>> begin

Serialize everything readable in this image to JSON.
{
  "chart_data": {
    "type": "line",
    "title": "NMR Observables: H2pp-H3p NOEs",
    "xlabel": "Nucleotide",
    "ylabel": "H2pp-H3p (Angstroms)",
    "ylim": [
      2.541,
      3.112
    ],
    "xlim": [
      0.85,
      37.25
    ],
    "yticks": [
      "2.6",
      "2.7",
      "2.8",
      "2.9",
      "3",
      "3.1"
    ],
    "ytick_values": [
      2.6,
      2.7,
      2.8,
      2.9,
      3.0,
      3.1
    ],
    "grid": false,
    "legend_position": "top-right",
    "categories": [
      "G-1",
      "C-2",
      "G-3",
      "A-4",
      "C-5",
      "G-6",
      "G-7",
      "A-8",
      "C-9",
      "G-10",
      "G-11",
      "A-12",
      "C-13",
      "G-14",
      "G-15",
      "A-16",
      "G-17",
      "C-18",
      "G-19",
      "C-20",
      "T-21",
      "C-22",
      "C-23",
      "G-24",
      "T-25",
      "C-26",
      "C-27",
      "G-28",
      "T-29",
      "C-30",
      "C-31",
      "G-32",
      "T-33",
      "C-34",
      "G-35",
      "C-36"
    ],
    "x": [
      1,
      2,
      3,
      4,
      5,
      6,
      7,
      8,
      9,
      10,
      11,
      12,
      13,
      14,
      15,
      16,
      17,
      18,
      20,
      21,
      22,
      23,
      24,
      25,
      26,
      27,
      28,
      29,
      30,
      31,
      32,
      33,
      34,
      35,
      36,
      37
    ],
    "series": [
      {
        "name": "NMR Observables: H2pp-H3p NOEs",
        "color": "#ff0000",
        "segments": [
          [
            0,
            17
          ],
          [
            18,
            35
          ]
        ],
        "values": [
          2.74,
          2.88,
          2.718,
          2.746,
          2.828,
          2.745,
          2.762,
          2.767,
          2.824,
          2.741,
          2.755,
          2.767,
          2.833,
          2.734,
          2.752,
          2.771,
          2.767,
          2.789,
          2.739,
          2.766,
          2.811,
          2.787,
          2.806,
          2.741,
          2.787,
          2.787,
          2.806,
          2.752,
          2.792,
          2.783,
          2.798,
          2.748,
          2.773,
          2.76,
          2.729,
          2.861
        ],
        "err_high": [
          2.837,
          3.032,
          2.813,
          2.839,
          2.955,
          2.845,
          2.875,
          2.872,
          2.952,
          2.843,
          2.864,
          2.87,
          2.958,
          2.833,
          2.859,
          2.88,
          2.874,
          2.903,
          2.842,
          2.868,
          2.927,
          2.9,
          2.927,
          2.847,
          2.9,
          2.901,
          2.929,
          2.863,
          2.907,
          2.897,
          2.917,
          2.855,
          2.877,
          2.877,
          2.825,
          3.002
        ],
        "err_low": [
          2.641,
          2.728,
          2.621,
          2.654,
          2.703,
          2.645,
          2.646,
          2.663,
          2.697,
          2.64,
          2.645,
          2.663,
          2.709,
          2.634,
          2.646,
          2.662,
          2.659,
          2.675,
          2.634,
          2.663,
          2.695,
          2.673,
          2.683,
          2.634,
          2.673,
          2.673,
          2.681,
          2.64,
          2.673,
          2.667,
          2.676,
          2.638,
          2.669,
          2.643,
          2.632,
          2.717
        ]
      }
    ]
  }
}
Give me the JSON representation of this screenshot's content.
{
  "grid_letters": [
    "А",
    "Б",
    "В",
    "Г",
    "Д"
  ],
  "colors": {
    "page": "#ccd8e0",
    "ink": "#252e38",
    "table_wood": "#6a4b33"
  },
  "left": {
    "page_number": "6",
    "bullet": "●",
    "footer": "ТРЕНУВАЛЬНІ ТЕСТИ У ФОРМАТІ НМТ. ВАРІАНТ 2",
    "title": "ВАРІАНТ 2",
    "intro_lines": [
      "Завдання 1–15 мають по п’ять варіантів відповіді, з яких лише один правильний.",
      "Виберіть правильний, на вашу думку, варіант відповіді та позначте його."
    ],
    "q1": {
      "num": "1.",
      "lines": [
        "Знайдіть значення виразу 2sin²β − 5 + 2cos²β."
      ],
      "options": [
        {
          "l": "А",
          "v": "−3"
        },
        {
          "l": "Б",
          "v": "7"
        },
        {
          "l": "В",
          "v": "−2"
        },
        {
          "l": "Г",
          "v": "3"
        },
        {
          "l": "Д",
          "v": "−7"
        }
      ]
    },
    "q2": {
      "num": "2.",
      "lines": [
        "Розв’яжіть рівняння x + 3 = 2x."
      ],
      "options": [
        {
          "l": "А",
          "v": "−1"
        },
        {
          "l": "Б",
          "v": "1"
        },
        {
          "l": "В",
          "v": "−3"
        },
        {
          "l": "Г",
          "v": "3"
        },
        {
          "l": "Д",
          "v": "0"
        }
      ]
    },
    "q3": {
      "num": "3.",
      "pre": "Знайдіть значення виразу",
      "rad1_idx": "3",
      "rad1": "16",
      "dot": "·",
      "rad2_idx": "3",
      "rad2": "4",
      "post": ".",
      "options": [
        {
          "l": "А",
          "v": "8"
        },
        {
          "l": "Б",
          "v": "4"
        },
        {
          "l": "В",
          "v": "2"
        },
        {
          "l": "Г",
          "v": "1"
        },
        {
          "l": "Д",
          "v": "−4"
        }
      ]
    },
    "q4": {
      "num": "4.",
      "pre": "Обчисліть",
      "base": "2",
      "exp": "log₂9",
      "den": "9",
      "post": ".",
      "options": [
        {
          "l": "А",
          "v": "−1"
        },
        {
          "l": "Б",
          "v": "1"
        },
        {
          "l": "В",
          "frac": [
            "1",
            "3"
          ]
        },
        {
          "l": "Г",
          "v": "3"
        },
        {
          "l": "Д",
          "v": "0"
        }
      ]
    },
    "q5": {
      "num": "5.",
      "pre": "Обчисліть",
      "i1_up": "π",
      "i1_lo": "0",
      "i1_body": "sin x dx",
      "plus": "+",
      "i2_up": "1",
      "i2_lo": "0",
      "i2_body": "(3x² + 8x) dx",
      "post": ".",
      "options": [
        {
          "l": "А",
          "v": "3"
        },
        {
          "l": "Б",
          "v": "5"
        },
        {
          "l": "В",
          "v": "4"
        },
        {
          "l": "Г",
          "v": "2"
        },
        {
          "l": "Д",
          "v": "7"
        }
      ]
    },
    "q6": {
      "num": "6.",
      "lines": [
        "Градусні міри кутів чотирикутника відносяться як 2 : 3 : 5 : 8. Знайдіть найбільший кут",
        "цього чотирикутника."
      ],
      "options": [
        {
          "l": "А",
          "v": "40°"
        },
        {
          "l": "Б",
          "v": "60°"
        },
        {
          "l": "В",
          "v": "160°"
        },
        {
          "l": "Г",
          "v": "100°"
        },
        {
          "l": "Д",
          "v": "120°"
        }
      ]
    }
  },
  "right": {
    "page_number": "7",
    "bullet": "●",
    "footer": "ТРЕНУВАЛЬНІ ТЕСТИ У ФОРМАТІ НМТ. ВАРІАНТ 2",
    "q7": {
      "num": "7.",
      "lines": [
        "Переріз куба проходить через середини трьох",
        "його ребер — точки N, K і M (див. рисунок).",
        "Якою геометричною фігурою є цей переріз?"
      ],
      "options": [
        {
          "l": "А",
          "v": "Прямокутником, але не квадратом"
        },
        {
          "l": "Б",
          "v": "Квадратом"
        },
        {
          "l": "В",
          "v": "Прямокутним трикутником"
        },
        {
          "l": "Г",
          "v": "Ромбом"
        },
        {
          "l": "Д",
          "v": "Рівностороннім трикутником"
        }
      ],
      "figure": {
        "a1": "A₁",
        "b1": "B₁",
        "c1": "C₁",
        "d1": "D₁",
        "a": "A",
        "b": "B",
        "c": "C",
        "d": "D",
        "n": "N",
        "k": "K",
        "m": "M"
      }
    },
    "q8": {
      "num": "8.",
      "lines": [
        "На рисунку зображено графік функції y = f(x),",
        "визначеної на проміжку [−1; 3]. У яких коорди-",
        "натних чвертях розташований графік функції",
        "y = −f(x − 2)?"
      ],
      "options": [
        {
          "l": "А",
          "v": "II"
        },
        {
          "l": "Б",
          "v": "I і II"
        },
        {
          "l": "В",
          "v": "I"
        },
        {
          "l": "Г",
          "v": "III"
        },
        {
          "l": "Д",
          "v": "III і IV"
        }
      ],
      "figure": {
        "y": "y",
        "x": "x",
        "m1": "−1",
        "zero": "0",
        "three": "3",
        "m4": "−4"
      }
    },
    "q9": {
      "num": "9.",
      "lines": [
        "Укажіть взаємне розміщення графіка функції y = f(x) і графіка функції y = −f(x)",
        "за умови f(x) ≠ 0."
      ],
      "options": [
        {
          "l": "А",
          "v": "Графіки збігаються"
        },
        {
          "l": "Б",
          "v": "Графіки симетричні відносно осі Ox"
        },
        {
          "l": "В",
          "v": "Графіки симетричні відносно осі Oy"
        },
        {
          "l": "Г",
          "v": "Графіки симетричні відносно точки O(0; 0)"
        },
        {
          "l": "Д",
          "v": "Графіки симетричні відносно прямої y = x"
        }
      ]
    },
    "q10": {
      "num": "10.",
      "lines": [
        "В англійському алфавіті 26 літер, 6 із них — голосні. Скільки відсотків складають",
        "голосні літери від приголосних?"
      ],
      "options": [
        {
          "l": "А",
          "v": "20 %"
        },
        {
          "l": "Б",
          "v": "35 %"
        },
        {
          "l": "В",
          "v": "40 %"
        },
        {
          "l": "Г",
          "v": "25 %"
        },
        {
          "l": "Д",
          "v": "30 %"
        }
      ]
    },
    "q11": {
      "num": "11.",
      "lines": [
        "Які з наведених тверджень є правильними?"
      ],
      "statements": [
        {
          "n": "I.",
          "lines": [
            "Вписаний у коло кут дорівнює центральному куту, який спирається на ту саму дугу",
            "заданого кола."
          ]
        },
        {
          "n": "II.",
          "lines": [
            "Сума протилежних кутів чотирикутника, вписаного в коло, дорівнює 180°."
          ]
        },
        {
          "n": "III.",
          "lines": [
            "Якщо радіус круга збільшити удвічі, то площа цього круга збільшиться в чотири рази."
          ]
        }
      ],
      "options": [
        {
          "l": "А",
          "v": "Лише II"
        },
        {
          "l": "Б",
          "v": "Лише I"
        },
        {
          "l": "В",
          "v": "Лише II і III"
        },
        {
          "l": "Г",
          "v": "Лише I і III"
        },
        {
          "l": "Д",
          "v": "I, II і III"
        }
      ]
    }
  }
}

>> end

Go through the material and copy out every line with "JSON" in it.

* _RESPONSE BELOW_:
Serialize everything readable in this image to JSON.
Give me the JSON representation of this screenshot's content.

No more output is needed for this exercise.